- [WHAT TO WORK ON]:
From the line containing "Give me a plain-text" down to the last line of the material, return those lines verbatim and only those.

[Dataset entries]
····················

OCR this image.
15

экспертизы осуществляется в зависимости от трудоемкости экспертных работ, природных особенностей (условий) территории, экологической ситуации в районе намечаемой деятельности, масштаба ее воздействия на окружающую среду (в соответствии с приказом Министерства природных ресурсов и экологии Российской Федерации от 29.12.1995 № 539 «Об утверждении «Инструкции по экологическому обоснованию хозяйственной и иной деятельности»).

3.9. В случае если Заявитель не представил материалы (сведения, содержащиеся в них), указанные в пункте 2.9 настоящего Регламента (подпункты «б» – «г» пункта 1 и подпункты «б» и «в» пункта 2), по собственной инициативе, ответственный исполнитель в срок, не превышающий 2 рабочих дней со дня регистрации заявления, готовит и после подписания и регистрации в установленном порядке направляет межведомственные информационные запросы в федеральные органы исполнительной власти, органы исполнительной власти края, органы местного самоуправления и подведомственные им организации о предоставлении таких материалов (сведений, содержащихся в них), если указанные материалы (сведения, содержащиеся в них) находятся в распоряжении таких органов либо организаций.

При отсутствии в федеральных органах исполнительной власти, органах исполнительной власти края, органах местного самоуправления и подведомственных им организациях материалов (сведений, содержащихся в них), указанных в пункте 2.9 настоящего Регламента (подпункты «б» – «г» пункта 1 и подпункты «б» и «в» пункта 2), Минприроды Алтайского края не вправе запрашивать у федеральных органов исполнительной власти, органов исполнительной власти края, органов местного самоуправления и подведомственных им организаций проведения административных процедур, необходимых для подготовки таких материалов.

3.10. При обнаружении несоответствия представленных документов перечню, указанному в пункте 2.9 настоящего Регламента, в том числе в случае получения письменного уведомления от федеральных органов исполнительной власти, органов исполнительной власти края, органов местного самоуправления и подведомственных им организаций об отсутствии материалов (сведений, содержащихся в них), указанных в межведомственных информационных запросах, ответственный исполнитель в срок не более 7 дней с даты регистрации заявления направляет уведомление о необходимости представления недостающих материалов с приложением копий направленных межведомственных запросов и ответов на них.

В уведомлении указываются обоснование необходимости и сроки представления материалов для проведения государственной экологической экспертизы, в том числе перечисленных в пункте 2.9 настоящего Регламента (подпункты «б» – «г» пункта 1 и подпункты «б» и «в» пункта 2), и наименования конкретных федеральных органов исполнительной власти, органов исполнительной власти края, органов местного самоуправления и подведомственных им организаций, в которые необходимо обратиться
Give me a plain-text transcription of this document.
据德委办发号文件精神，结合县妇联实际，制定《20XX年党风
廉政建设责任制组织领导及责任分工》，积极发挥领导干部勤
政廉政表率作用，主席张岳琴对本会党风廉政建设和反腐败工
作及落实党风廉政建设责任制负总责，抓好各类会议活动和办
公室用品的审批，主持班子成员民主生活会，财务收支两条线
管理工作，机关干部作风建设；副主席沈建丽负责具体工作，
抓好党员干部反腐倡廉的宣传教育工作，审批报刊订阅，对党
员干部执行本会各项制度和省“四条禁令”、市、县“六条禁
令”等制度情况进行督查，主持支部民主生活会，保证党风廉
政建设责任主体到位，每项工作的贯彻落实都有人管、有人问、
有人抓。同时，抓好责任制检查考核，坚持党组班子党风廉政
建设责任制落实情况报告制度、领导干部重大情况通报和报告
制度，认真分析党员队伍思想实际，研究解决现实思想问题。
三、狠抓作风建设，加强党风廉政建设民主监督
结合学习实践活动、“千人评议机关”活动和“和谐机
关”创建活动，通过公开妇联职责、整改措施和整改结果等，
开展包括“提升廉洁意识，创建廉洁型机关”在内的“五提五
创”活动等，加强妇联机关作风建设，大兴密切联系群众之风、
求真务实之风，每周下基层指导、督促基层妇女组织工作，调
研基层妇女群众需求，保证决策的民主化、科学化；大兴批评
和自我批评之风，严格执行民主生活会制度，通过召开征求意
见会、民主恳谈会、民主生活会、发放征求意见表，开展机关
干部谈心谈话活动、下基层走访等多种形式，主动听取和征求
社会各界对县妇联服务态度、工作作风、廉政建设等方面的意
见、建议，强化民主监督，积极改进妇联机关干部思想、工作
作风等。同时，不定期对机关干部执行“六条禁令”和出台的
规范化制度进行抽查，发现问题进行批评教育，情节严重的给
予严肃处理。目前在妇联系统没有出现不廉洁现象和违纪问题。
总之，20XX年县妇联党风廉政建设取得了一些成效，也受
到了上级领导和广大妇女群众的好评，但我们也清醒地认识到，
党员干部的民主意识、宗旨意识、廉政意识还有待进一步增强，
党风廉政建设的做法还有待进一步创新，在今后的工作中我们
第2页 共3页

····················

- [PROBLEM SOLUTION]:
Give me a plain-text transcription of this document.
据德委办发号文件精神，结合县妇联实际，制定《20XX年党风
廉政建设责任制组织领导及责任分工》，积极发挥领导干部勤
政廉政表率作用，主席张岳琴对本会党风廉政建设和反腐败工
作及落实党风廉政建设责任制负总责，抓好各类会议活动和办
公室用品的审批，主持班子成员民主生活会，财务收支两条线
管理工作，机关干部作风建设；副主席沈建丽负责具体工作，
抓好党员干部反腐倡廉的宣传教育工作，审批报刊订阅，对党
员干部执行本会各项制度和省“四条禁令”、市、县“六条禁
令”等制度情况进行督查，主持支部民主生活会，保证党风廉
政建设责任主体到位，每项工作的贯彻落实都有人管、有人问、
有人抓。同时，抓好责任制检查考核，坚持党组班子党风廉政
建设责任制落实情况报告制度、领导干部重大情况通报和报告
制度，认真分析党员队伍思想实际，研究解决现实思想问题。
三、狠抓作风建设，加强党风廉政建设民主监督
结合学习实践活动、“千人评议机关”活动和“和谐机
关”创建活动，通过公开妇联职责、整改措施和整改结果等，
开展包括“提升廉洁意识，创建廉洁型机关”在内的“五提五
创”活动等，加强妇联机关作风建设，大兴密切联系群众之风、
求真务实之风，每周下基层指导、督促基层妇女组织工作，调
研基层妇女群众需求，保证决策的民主化、科学化；大兴批评
和自我批评之风，严格执行民主生活会制度，通过召开征求意
见会、民主恳谈会、民主生活会、发放征求意见表，开展机关
干部谈心谈话活动、下基层走访等多种形式，主动听取和征求
社会各界对县妇联服务态度、工作作风、廉政建设等方面的意
见、建议，强化民主监督，积极改进妇联机关干部思想、工作
作风等。同时，不定期对机关干部执行“六条禁令”和出台的
规范化制度进行抽查，发现问题进行批评教育，情节严重的给
予严肃处理。目前在妇联系统没有出现不廉洁现象和违纪问题。
总之，20XX年县妇联党风廉政建设取得了一些成效，也受
到了上级领导和广大妇女群众的好评，但我们也清醒地认识到，
党员干部的民主意识、宗旨意识、廉政意识还有待进一步增强，
党风廉政建设的做法还有待进一步创新，在今后的工作中我们
第2页 共3页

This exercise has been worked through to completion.